Instructions to follow: Check every line below for the string "perfect", and copy the lines that contain it.

[Records excerpted from a collection]
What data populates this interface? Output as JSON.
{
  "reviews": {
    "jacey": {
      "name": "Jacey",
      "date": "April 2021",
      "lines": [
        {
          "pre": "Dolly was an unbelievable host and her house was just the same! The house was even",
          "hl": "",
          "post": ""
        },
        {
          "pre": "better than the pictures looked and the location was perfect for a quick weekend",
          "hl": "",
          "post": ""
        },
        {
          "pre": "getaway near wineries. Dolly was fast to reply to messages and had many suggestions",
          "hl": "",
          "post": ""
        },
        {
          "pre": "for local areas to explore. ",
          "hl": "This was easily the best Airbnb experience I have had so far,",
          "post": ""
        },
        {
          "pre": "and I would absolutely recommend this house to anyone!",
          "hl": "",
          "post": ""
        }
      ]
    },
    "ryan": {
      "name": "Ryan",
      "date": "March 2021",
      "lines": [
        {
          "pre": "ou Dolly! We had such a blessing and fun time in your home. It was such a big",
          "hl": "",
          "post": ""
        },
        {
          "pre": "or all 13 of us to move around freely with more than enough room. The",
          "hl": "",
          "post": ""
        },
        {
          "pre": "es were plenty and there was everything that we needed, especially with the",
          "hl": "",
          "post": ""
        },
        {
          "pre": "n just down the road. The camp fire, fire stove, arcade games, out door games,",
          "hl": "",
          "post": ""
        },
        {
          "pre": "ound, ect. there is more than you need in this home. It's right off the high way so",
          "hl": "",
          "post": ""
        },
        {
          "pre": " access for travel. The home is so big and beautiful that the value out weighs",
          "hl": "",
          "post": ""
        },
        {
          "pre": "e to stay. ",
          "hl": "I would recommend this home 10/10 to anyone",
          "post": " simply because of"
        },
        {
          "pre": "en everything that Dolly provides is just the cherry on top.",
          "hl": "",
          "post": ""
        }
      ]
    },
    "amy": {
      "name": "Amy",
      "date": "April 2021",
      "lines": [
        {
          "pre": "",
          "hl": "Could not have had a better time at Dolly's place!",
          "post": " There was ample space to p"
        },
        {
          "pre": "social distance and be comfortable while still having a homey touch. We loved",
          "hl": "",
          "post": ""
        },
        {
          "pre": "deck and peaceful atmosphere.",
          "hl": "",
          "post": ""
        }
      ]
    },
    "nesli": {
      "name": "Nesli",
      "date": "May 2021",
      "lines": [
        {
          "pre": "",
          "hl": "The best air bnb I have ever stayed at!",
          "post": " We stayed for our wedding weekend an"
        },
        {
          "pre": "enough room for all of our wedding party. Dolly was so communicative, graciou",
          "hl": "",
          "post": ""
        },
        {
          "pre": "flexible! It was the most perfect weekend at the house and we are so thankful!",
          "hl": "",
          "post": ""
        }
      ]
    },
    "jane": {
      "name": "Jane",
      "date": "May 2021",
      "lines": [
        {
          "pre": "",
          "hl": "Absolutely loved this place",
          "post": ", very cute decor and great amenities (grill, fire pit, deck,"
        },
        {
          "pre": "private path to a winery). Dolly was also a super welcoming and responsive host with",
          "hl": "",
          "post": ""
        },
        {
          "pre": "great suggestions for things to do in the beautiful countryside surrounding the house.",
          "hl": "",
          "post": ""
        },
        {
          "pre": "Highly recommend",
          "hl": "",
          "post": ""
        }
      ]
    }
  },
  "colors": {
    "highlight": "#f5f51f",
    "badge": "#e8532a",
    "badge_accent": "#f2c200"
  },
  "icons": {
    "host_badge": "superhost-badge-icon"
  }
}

Task result:
          "pre": "better than the pictures looked and the location was perfect for a quick weekend",
          "pre": "flexible! It was the most perfect weekend at the house and we are so thankful!",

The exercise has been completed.